-- Begin SUPPLIED RECORDS --

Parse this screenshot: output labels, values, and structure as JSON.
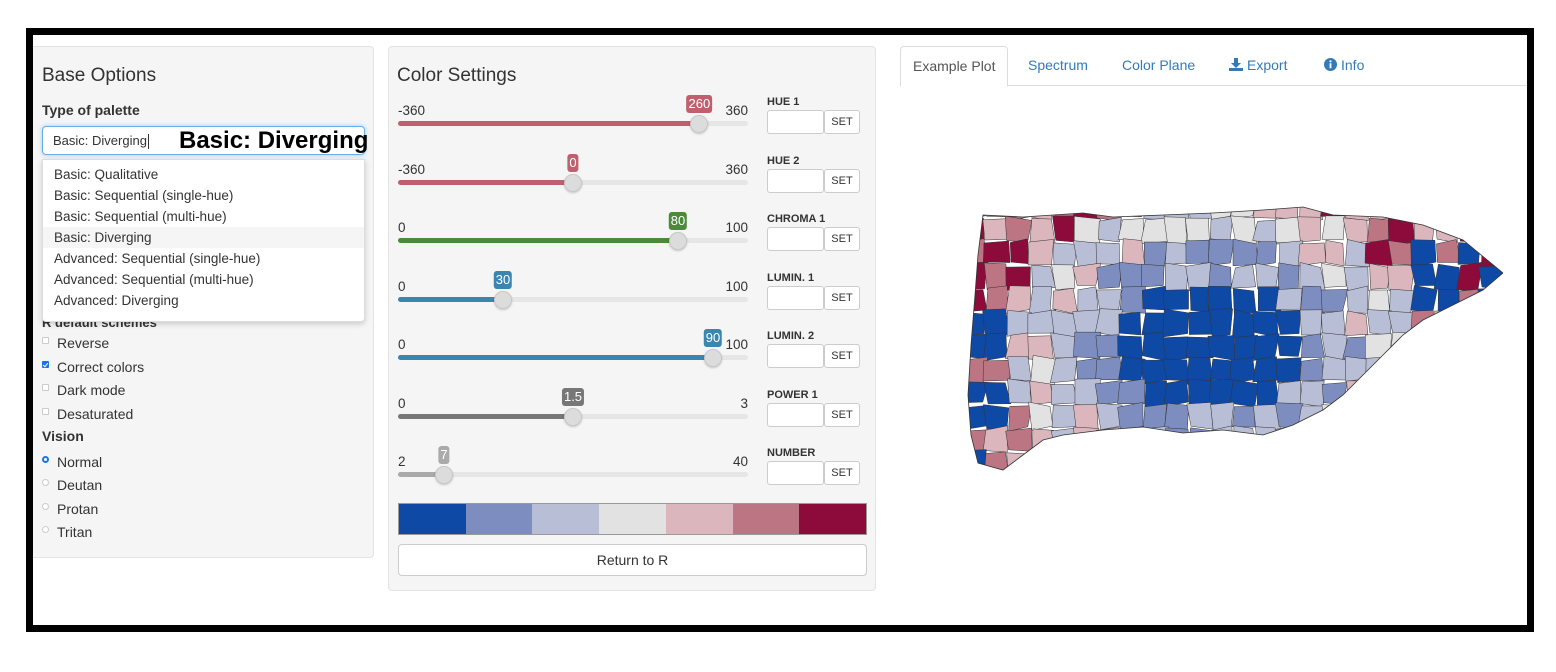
{
  "base": {
    "title": "Base Options",
    "type_label": "Type of palette",
    "selected": "Basic: Diverging",
    "ghost": "Basic: Diverging",
    "options": [
      "Basic: Qualitative",
      "Basic: Sequential (single-hue)",
      "Basic: Sequential (multi-hue)",
      "Basic: Diverging",
      "Advanced: Sequential (single-hue)",
      "Advanced: Sequential (multi-hue)",
      "Advanced: Diverging"
    ],
    "hidden_heading": "R default schemes",
    "checks": [
      {
        "label": "Reverse",
        "checked": false
      },
      {
        "label": "Correct colors",
        "checked": true
      },
      {
        "label": "Dark mode",
        "checked": false
      },
      {
        "label": "Desaturated",
        "checked": false
      }
    ],
    "vision_label": "Vision",
    "vision": [
      {
        "label": "Normal",
        "checked": true
      },
      {
        "label": "Deutan",
        "checked": false
      },
      {
        "label": "Protan",
        "checked": false
      },
      {
        "label": "Tritan",
        "checked": false
      }
    ]
  },
  "color": {
    "title": "Color Settings",
    "sliders": [
      {
        "min": -360,
        "max": 360,
        "value": 260,
        "min_label": "-360",
        "max_label": "360",
        "value_label": "260",
        "color": "#c0606f",
        "set_label": "HUE 1"
      },
      {
        "min": -360,
        "max": 360,
        "value": 0,
        "min_label": "-360",
        "max_label": "360",
        "value_label": "0",
        "color": "#c0606f",
        "set_label": "HUE 2"
      },
      {
        "min": 0,
        "max": 100,
        "value": 80,
        "min_label": "0",
        "max_label": "100",
        "value_label": "80",
        "color": "#4a8a3a",
        "set_label": "CHROMA 1"
      },
      {
        "min": 0,
        "max": 100,
        "value": 30,
        "min_label": "0",
        "max_label": "100",
        "value_label": "30",
        "color": "#3b86b0",
        "set_label": "LUMIN. 1"
      },
      {
        "min": 0,
        "max": 100,
        "value": 90,
        "min_label": "0",
        "max_label": "100",
        "value_label": "90",
        "color": "#3b86b0",
        "set_label": "LUMIN. 2"
      },
      {
        "min": 0,
        "max": 3,
        "value": 1.5,
        "min_label": "0",
        "max_label": "3",
        "value_label": "1.5",
        "color": "#777777",
        "set_label": "POWER 1"
      },
      {
        "min": 2,
        "max": 40,
        "value": 7,
        "min_label": "2",
        "max_label": "40",
        "value_label": "7",
        "color": "#aaaaaa",
        "set_label": "NUMBER"
      }
    ],
    "set_button": "SET",
    "swatches": [
      "#0f49a6",
      "#7d8dbf",
      "#b8bed6",
      "#e2e2e2",
      "#dbb7bd",
      "#bc7583",
      "#8c0b3b"
    ],
    "return_label": "Return to R"
  },
  "tabs": [
    {
      "label": "Example Plot",
      "active": true,
      "icon": ""
    },
    {
      "label": "Spectrum",
      "active": false,
      "icon": ""
    },
    {
      "label": "Color Plane",
      "active": false,
      "icon": ""
    },
    {
      "label": "Export",
      "active": false,
      "icon": "download-icon"
    },
    {
      "label": "Info",
      "active": false,
      "icon": "info-icon"
    }
  ],
  "map": {
    "palette": [
      "#0f49a6",
      "#7d8dbf",
      "#b8bed6",
      "#e2e2e2",
      "#dbb7bd",
      "#bc7583",
      "#8c0b3b"
    ]
  }
}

-- End SUPPLIED RECORDS --

AIM: Leave the pictures out and copy the rest of the data exactly.

ANSWER TO THIS TASK:
Parse this screenshot: output labels, values, and structure as JSON.
{
  "base": {
    "title": "Base Options",
    "type_label": "Type of palette",
    "selected": "Basic: Diverging",
    "ghost": "Basic: Diverging",
    "options": [
      "Basic: Qualitative",
      "Basic: Sequential (single-hue)",
      "Basic: Sequential (multi-hue)",
      "Basic: Diverging",
      "Advanced: Sequential (single-hue)",
      "Advanced: Sequential (multi-hue)",
      "Advanced: Diverging"
    ],
    "hidden_heading": "R default schemes",
    "checks": [
      {
        "label": "Reverse",
        "checked": false
      },
      {
        "label": "Correct colors",
        "checked": true
      },
      {
        "label": "Dark mode",
        "checked": false
      },
      {
        "label": "Desaturated",
        "checked": false
      }
    ],
    "vision_label": "Vision",
    "vision": [
      {
        "label": "Normal",
        "checked": true
      },
      {
        "label": "Deutan",
        "checked": false
      },
      {
        "label": "Protan",
        "checked": false
      },
      {
        "label": "Tritan",
        "checked": false
      }
    ]
  },
  "color": {
    "title": "Color Settings",
    "sliders": [
      {
        "min": -360,
        "max": 360,
        "value": 260,
        "min_label": "-360",
        "max_label": "360",
        "value_label": "260",
        "color": "#c0606f",
        "set_label": "HUE 1"
      },
      {
        "min": -360,
        "max": 360,
        "value": 0,
        "min_label": "-360",
        "max_label": "360",
        "value_label": "0",
        "color": "#c0606f",
        "set_label": "HUE 2"
      },
      {
        "min": 0,
        "max": 100,
        "value": 80,
        "min_label": "0",
        "max_label": "100",
        "value_label": "80",
        "color": "#4a8a3a",
        "set_label": "CHROMA 1"
      },
      {
        "min": 0,
        "max": 100,
        "value": 30,
        "min_label": "0",
        "max_label": "100",
        "value_label": "30",
        "color": "#3b86b0",
        "set_label": "LUMIN. 1"
      },
      {
        "min": 0,
        "max": 100,
        "value": 90,
        "min_label": "0",
        "max_label": "100",
        "value_label": "90",
        "color": "#3b86b0",
        "set_label": "LUMIN. 2"
      },
      {
        "min": 0,
        "max": 3,
        "value": 1.5,
        "min_label": "0",
        "max_label": "3",
        "value_label": "1.5",
        "color": "#777777",
        "set_label": "POWER 1"
      },
      {
        "min": 2,
        "max": 40,
        "value": 7,
        "min_label": "2",
        "max_label": "40",
        "value_label": "7",
        "color": "#aaaaaa",
        "set_label": "NUMBER"
      }
    ],
    "set_button": "SET",
    "swatches": [
      "#0f49a6",
      "#7d8dbf",
      "#b8bed6",
      "#e2e2e2",
      "#dbb7bd",
      "#bc7583",
      "#8c0b3b"
    ],
    "return_label": "Return to R"
  },
  "tabs": [
    {
      "label": "Example Plot",
      "active": true,
      "icon": ""
    },
    {
      "label": "Spectrum",
      "active": false,
      "icon": ""
    },
    {
      "label": "Color Plane",
      "active": false,
      "icon": ""
    },
    {
      "label": "Export",
      "active": false,
      "icon": "download-icon"
    },
    {
      "label": "Info",
      "active": false,
      "icon": "info-icon"
    }
  ],
  "map": {
    "palette": [
      "#0f49a6",
      "#7d8dbf",
      "#b8bed6",
      "#e2e2e2",
      "#dbb7bd",
      "#bc7583",
      "#8c0b3b"
    ]
  }
}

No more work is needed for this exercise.